▶ _Problem description_: Find how many lines contain the word "brand" and state that number alone.

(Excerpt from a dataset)
────────────────────────────────────────

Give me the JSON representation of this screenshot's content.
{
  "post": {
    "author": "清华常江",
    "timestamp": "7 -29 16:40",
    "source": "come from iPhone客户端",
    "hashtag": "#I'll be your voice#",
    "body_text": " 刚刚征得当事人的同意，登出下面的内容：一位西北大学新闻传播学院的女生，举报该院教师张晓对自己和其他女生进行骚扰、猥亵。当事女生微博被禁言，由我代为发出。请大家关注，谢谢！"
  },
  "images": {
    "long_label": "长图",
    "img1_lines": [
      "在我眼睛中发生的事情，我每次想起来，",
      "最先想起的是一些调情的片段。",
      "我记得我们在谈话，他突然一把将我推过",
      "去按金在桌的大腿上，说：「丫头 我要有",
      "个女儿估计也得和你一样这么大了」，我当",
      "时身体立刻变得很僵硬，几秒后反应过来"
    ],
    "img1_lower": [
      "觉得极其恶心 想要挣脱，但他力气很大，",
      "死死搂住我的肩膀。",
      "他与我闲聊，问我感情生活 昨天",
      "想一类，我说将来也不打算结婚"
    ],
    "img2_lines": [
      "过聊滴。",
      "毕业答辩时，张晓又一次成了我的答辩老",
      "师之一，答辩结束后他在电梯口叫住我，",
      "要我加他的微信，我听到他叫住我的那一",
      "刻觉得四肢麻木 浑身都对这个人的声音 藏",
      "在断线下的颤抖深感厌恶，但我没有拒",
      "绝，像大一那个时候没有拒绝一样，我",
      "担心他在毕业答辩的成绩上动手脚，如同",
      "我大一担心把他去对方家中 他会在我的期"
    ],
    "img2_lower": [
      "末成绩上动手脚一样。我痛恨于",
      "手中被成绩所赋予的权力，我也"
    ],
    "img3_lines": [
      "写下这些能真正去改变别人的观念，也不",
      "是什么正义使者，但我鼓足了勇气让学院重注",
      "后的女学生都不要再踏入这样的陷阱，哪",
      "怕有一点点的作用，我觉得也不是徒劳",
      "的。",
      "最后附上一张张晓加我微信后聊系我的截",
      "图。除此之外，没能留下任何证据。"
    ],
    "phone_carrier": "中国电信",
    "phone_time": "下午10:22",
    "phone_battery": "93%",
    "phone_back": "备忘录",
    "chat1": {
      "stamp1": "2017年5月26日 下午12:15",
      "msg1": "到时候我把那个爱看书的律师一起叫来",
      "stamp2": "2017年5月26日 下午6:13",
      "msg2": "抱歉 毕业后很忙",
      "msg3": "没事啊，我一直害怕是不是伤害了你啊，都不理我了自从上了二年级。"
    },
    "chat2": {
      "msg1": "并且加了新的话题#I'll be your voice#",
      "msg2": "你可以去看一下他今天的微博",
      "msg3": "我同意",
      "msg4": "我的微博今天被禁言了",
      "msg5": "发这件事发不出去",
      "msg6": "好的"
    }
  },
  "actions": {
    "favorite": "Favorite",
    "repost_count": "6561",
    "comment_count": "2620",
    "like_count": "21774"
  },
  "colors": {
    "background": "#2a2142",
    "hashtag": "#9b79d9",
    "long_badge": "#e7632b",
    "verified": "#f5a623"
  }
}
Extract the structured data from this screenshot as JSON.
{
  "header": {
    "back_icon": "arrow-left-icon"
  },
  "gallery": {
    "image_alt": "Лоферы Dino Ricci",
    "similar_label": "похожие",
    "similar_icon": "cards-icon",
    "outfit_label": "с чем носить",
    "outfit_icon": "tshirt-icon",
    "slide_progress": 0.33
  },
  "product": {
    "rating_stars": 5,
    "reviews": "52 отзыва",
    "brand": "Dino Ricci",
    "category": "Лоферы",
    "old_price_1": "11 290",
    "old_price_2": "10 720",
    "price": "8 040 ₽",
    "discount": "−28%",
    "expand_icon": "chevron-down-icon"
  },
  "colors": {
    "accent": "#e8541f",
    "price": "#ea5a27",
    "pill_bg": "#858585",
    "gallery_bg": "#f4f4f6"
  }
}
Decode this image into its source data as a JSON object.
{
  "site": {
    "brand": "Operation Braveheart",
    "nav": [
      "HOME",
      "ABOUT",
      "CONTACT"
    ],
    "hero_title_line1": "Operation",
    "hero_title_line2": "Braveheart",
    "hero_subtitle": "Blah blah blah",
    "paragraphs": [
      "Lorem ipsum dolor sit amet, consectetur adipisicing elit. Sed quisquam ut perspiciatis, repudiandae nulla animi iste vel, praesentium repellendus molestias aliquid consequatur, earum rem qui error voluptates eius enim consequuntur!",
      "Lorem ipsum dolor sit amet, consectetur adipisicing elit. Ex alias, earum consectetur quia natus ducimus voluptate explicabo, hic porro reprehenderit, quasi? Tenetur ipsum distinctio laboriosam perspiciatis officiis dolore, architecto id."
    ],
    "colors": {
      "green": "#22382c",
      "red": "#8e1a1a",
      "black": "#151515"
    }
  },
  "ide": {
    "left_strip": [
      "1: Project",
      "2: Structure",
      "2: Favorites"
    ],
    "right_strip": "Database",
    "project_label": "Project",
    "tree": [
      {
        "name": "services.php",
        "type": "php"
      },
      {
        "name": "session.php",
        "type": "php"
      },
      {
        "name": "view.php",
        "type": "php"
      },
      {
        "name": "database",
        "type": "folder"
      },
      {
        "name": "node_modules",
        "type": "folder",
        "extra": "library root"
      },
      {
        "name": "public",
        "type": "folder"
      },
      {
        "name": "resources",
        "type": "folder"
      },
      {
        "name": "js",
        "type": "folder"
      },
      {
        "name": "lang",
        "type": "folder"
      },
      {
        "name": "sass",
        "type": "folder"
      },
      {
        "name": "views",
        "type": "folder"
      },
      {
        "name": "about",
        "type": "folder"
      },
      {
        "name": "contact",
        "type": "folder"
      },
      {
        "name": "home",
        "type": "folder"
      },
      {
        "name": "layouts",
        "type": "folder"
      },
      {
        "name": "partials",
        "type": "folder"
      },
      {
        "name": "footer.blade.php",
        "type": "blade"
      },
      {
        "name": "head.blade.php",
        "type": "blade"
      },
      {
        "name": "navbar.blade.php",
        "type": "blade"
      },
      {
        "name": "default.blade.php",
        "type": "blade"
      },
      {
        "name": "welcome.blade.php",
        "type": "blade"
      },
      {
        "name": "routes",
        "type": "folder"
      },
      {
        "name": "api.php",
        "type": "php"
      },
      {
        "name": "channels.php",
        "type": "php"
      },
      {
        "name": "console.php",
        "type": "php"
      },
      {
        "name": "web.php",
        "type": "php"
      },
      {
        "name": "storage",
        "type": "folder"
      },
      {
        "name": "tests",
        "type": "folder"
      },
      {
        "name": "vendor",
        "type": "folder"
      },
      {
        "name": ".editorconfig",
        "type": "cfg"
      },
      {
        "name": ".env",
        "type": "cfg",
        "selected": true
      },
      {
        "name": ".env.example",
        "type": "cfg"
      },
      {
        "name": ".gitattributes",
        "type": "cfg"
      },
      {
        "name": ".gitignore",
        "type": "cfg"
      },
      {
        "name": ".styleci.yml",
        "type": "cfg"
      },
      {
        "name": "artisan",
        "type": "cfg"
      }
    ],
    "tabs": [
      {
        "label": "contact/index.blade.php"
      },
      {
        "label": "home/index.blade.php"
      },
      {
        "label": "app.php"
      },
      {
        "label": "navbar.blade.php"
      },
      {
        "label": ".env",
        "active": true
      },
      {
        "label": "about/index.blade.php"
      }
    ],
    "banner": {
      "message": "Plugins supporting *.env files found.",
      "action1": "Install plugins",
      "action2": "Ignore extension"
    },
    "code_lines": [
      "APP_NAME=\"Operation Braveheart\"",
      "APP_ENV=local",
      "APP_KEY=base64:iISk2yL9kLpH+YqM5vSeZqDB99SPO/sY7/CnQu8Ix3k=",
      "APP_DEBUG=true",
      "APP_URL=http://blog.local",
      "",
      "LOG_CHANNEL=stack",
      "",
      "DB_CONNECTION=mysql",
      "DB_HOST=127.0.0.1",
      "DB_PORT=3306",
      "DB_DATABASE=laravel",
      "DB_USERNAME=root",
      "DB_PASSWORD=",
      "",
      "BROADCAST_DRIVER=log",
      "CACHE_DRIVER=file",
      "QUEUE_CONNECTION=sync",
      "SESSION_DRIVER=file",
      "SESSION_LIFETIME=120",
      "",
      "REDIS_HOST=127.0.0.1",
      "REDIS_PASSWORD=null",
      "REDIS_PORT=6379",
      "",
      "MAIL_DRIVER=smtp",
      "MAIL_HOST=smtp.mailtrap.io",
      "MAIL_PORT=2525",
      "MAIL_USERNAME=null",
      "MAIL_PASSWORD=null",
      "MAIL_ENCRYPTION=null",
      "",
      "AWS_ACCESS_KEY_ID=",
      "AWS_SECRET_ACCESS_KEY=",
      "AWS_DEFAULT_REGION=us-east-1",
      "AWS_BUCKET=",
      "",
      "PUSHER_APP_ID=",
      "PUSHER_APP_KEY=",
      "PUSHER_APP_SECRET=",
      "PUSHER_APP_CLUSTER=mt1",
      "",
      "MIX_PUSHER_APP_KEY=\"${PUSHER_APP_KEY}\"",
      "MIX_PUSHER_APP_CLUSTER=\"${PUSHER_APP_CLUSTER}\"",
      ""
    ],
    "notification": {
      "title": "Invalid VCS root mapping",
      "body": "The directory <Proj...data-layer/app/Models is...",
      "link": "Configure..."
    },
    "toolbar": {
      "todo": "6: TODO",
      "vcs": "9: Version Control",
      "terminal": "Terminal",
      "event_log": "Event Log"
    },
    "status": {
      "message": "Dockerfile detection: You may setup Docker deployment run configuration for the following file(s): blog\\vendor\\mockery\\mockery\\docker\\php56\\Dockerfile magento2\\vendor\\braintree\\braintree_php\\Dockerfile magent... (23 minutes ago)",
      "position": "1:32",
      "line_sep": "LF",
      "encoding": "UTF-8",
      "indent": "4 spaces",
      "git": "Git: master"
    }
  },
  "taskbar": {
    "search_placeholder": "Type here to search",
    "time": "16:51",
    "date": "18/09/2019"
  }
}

────────────────────────────────────────

▶ _Task result_: 2